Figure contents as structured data

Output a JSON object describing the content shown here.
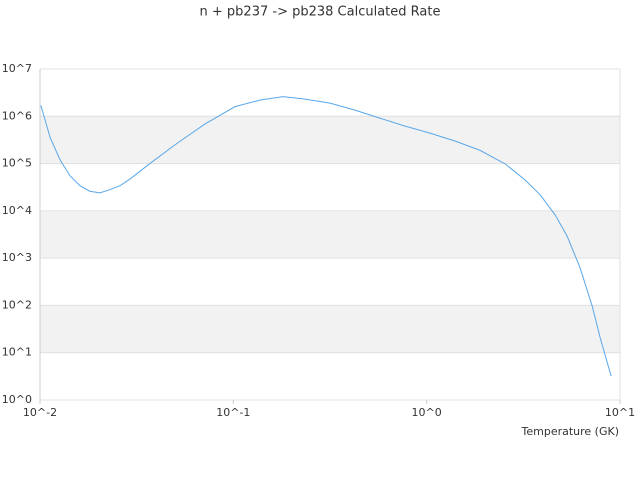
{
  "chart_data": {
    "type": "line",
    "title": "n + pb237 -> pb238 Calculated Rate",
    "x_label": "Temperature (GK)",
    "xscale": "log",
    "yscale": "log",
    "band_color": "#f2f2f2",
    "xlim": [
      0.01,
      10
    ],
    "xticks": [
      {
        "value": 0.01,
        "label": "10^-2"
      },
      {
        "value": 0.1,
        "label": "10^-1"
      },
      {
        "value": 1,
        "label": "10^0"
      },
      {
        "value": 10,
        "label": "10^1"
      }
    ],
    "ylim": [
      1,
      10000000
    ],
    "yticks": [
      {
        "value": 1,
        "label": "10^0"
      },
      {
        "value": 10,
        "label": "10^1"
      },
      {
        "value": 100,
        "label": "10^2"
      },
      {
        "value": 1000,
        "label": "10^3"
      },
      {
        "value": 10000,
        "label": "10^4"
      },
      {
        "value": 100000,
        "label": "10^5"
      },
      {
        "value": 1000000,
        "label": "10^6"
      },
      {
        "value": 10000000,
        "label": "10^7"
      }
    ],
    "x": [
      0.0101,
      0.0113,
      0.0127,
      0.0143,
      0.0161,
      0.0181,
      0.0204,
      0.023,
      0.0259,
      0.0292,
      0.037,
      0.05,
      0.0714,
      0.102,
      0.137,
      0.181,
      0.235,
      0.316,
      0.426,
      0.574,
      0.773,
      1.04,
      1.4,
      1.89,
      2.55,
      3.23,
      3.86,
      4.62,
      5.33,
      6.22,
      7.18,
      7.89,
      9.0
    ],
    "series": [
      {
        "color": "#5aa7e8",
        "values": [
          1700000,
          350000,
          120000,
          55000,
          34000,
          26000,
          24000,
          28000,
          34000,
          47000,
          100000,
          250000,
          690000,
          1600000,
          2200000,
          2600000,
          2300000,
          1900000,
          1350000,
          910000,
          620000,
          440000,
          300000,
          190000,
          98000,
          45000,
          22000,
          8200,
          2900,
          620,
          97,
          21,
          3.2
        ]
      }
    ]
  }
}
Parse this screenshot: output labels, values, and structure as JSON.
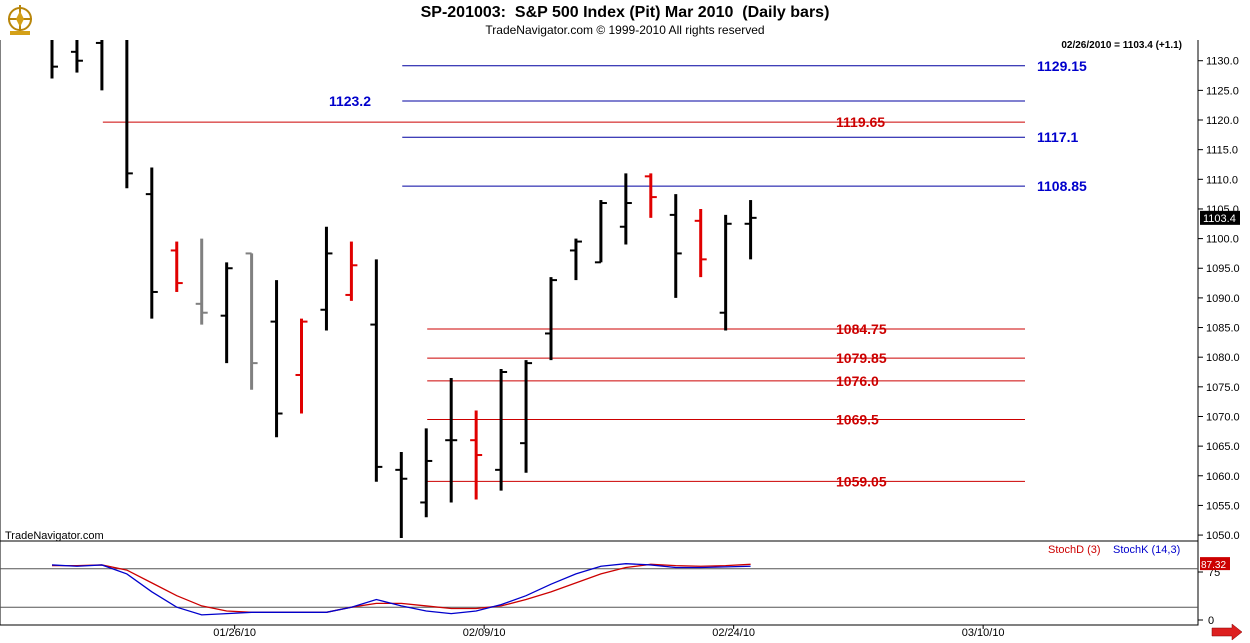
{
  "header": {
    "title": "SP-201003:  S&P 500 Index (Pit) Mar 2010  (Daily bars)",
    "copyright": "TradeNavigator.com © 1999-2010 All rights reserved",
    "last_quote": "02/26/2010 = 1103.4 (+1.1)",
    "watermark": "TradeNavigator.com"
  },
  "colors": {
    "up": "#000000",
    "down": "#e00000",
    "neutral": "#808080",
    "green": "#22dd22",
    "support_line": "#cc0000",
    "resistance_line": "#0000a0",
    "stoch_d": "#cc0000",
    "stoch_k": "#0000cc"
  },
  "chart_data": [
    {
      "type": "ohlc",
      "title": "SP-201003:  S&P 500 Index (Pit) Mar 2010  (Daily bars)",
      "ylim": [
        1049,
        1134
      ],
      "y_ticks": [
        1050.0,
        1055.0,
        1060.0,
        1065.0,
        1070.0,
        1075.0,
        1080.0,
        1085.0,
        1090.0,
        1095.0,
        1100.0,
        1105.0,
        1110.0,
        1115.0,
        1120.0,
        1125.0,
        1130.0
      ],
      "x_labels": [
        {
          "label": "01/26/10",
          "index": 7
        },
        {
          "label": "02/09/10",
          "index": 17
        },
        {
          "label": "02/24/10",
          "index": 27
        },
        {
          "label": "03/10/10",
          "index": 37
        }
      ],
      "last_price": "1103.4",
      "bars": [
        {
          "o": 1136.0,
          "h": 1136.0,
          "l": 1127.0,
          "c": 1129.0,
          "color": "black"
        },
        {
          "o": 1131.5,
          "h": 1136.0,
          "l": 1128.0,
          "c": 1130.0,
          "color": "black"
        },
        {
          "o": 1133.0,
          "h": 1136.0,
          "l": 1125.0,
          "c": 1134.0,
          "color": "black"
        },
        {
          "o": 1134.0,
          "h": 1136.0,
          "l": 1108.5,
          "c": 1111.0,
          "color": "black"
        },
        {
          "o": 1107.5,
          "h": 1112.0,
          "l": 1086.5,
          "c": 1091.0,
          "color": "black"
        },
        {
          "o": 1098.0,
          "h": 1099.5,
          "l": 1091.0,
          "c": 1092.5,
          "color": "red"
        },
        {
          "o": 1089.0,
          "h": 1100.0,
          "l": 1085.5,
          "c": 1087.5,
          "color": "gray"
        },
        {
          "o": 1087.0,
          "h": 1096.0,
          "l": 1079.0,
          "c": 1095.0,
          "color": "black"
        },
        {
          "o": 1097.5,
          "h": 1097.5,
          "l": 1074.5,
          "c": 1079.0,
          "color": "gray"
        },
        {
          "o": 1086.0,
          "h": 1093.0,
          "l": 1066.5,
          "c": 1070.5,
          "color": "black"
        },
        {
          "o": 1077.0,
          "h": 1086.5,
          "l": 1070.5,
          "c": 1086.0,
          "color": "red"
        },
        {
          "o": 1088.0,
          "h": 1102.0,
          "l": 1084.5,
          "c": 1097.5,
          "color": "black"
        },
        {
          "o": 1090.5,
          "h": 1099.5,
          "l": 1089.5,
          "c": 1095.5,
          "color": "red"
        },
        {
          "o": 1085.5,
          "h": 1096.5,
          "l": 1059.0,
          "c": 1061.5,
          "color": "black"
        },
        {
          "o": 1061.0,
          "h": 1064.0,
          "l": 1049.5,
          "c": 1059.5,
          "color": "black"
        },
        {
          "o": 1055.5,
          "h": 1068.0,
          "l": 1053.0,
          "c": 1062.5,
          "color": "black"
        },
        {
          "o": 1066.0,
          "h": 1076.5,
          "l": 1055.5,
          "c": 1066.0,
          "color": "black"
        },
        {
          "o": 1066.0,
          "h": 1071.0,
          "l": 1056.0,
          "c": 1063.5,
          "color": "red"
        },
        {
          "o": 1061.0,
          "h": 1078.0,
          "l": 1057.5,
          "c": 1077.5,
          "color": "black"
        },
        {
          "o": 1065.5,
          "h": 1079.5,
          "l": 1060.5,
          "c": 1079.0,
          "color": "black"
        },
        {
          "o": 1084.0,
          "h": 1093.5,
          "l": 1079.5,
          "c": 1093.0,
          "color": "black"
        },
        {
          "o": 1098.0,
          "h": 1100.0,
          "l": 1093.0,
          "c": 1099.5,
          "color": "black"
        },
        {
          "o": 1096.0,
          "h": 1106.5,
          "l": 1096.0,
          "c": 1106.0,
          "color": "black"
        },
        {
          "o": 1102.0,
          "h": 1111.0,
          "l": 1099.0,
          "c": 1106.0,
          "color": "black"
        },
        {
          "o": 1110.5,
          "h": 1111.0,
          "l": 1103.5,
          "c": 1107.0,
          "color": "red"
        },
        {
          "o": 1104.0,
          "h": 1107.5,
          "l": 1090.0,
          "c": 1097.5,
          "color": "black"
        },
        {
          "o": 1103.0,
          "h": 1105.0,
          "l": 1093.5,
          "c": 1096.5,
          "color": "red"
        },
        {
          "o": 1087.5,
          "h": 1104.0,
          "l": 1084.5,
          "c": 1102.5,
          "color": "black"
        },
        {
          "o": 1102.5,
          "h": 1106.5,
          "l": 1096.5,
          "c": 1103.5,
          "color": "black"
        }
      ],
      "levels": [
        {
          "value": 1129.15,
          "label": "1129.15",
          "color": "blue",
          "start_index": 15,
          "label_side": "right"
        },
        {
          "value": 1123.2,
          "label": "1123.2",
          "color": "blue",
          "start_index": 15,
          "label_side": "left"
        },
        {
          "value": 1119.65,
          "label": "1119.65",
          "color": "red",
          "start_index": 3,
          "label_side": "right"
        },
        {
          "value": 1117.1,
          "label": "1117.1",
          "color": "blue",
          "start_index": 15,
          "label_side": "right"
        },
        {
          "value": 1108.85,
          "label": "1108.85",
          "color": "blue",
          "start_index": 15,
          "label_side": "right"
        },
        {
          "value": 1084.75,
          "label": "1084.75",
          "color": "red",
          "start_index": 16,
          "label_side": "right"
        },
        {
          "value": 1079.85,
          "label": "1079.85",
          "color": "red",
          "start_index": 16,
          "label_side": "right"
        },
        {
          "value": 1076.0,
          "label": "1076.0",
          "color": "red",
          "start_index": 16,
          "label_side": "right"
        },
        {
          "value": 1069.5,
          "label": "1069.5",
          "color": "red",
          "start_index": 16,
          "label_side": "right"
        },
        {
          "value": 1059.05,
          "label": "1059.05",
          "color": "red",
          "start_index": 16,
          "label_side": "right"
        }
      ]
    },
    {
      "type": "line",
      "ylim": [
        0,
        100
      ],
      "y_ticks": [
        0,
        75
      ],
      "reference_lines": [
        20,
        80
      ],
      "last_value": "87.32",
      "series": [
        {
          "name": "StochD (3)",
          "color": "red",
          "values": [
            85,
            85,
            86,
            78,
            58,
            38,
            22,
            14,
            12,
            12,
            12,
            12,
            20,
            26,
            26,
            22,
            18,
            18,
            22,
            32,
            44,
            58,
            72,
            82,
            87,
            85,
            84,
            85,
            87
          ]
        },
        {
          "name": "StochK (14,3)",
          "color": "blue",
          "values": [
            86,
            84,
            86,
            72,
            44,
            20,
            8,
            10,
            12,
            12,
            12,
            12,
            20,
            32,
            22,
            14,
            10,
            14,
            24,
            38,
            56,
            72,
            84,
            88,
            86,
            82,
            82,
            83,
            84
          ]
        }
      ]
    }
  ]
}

--

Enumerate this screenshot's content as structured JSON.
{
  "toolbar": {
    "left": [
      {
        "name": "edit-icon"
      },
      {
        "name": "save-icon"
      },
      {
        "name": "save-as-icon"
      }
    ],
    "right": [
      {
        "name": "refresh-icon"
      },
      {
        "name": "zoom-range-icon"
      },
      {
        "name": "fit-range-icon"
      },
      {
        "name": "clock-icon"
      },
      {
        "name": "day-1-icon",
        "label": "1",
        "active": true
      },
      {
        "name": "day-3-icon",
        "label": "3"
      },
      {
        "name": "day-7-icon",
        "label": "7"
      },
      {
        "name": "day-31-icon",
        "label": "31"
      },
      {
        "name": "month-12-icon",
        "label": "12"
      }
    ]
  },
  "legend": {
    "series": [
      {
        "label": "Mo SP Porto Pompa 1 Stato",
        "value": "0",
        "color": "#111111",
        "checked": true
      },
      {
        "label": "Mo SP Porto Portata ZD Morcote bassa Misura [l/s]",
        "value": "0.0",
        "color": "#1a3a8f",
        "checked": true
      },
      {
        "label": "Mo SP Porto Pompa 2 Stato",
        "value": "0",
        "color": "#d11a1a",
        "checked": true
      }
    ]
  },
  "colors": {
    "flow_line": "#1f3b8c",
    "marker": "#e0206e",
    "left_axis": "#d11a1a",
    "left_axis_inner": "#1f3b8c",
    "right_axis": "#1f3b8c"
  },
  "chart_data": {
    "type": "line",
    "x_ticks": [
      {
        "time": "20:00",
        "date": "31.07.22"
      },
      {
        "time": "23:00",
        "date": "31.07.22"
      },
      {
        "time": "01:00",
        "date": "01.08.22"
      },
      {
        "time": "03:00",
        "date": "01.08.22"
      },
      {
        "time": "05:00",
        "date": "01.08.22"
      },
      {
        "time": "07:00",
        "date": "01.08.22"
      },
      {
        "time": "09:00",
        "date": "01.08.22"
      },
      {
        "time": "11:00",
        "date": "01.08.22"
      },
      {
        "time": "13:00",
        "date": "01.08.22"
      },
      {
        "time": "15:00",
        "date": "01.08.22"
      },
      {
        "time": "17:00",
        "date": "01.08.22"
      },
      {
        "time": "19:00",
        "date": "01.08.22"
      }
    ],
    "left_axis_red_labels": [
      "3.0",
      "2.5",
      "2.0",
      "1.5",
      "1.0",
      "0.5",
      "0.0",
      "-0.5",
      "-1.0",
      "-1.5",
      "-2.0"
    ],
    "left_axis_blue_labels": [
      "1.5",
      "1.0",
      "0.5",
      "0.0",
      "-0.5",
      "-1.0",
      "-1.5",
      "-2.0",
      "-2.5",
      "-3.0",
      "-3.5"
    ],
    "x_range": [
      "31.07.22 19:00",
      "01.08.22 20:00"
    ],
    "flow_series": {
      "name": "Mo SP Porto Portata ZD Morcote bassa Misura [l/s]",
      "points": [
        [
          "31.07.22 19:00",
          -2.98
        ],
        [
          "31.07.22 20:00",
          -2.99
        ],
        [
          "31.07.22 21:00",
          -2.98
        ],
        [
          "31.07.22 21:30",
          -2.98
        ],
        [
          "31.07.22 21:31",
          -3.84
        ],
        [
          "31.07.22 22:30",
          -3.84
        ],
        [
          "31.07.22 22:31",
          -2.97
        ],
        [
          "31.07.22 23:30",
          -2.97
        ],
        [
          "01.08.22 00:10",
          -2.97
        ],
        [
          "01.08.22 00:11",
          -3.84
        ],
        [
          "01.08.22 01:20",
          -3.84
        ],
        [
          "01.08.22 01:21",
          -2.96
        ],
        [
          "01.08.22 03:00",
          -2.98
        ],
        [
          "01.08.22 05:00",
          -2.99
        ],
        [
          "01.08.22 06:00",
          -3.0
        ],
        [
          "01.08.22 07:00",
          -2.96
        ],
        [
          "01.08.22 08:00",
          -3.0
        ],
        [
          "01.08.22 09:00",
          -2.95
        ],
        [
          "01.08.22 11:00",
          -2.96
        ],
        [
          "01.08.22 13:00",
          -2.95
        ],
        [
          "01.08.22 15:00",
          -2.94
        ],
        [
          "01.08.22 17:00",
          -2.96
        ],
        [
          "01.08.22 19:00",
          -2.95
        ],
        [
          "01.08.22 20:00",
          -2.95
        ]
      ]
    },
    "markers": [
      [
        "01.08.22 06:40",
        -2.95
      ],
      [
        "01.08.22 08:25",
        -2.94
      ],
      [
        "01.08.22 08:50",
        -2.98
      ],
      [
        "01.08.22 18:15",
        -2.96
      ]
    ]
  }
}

---

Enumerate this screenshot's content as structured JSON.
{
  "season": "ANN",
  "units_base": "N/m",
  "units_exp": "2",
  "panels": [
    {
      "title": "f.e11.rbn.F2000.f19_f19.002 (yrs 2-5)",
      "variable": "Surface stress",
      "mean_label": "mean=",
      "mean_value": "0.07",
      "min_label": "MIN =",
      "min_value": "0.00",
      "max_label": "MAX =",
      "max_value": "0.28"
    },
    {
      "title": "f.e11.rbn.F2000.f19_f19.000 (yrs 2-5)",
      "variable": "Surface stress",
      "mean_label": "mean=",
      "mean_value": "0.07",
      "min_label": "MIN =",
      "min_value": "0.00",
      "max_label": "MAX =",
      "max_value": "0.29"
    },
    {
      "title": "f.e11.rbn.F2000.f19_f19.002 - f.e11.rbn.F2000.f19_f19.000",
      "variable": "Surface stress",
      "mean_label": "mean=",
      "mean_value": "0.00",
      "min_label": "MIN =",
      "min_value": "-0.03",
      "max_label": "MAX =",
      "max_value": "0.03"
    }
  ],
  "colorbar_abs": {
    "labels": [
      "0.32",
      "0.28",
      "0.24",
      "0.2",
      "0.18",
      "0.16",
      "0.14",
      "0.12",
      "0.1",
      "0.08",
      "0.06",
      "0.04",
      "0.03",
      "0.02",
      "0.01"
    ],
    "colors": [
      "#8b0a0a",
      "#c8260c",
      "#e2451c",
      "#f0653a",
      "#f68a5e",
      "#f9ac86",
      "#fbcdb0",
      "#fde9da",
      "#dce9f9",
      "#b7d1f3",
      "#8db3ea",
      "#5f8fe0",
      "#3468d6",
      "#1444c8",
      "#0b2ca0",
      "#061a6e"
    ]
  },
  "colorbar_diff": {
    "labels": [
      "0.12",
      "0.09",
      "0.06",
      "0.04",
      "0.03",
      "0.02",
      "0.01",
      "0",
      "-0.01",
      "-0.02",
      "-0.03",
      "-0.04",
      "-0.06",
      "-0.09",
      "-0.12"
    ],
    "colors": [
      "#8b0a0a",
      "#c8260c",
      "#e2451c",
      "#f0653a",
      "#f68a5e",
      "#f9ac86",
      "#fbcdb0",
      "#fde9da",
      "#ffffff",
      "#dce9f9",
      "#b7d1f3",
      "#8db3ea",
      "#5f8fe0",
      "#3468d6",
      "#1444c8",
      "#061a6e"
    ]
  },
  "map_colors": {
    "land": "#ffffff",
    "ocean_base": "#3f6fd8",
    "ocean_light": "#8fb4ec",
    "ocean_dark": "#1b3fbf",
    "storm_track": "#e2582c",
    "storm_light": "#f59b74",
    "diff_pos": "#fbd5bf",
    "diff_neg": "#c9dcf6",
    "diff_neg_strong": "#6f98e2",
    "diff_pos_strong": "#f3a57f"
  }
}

> **Goal**
Copy every line from the entries that contains the word "time".

> **Task output**
        "time": "20:00",
        "time": "23:00",
        "time": "01:00",
        "time": "03:00",
        "time": "05:00",
        "time": "07:00",
        "time": "09:00",
        "time": "11:00",
        "time": "13:00",
        "time": "15:00",
        "time": "17:00",
        "time": "19:00",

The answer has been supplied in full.